**Stored records**
== == ==
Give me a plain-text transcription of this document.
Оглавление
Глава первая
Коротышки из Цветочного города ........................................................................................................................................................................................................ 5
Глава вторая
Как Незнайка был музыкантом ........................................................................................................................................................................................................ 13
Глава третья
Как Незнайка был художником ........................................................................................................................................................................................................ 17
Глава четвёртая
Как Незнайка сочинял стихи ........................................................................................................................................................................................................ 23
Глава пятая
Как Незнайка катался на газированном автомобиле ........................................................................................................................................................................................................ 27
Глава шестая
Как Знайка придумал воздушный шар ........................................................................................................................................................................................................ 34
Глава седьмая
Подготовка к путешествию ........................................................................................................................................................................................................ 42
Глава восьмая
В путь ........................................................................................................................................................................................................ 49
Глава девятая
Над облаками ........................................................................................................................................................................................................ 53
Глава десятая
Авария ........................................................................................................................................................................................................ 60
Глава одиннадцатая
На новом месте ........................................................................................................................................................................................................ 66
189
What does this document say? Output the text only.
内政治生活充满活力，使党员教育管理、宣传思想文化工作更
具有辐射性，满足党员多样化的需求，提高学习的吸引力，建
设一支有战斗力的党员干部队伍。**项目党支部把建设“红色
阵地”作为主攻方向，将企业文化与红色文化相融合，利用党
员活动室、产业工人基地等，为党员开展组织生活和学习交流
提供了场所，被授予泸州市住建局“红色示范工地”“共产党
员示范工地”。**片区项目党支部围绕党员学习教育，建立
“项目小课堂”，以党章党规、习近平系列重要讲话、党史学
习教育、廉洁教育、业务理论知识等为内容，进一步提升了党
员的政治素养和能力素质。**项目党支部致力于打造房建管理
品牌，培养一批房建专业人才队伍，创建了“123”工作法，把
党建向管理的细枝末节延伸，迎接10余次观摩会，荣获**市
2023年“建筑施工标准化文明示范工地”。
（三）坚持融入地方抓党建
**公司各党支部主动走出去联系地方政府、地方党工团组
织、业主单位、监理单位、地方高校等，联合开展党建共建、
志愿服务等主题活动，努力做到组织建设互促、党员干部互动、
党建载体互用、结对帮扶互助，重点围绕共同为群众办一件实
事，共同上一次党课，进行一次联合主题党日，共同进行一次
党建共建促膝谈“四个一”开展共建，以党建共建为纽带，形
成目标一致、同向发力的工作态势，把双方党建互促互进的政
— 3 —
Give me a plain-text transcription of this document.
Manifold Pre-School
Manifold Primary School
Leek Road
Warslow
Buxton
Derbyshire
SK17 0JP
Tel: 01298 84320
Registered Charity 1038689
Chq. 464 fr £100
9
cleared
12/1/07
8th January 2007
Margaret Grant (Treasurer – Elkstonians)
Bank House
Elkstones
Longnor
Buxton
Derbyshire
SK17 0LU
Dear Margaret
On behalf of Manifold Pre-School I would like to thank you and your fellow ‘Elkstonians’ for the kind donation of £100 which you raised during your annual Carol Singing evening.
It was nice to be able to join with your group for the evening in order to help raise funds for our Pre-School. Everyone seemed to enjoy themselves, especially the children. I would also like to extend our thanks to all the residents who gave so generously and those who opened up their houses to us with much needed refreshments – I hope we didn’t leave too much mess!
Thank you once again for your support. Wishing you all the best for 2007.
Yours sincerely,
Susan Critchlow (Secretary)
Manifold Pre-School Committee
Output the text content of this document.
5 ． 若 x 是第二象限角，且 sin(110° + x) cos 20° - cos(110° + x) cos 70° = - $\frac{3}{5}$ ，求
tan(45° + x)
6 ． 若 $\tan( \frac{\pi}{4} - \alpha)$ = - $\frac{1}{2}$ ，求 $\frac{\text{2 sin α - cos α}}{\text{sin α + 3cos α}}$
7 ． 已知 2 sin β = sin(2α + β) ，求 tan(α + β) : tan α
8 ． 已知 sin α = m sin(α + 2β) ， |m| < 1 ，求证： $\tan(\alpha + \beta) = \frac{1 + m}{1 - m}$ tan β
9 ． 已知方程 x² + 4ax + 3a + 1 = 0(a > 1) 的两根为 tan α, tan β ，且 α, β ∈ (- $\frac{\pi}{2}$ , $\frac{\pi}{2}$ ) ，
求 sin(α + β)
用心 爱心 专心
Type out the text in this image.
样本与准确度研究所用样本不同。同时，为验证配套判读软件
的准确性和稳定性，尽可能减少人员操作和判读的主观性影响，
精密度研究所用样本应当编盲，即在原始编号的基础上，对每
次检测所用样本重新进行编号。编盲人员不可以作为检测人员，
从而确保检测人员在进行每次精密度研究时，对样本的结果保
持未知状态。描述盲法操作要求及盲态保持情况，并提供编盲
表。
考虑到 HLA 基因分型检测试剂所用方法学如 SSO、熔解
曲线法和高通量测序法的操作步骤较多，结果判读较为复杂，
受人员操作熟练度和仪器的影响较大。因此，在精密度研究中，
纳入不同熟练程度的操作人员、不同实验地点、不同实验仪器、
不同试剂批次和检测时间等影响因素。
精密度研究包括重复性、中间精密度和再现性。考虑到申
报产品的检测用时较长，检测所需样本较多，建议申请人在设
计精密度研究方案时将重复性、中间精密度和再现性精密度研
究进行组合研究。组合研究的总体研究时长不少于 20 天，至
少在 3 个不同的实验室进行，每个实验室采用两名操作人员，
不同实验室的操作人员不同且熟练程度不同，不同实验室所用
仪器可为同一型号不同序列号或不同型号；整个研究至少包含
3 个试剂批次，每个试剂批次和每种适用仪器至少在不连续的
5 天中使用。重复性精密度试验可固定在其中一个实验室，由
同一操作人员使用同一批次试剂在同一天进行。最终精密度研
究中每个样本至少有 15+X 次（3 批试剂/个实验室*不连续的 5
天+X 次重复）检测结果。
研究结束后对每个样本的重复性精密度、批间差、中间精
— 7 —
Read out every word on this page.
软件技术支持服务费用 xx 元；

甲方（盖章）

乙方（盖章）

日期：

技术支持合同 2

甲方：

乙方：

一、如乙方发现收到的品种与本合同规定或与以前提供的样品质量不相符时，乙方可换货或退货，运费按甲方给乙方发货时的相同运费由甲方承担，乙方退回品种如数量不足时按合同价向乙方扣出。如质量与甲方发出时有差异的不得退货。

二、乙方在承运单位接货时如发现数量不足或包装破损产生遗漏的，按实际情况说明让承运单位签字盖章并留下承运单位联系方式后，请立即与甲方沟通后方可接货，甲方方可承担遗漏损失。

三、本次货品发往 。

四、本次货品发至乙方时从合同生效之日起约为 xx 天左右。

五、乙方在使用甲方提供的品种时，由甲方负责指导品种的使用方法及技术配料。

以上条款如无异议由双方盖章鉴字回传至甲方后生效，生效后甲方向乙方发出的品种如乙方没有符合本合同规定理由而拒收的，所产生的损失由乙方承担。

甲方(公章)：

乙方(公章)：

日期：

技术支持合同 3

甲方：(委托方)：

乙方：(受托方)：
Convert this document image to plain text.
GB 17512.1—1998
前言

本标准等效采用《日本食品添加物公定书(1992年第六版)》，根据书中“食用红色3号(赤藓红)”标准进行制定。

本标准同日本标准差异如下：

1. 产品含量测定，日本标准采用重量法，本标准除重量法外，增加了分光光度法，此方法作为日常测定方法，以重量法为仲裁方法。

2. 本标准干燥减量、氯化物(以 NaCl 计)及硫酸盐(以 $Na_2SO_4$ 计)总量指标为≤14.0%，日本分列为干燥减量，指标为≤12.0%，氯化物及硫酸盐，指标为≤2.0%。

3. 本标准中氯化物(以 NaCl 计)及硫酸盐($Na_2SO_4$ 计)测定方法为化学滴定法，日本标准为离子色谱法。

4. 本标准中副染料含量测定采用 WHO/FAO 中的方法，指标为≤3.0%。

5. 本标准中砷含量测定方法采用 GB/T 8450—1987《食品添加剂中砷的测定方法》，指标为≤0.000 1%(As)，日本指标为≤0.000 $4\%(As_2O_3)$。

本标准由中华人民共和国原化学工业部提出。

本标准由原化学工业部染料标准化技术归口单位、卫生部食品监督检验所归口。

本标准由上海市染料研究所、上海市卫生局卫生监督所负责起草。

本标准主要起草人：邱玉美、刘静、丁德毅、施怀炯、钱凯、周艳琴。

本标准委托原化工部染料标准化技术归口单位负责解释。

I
== == ==
**TASK DIRECTIONS**
Out of the material above, select every line that holds the string "Elkstonians".

**RESPONSE TO THE TASK**
Margaret Grant (Treasurer – Elkstonians)
On behalf of Manifold Pre-School I would like to thank you and your fellow ‘Elkstonians’ for the kind donation of £100 which you raised during your annual Carol Singing evening.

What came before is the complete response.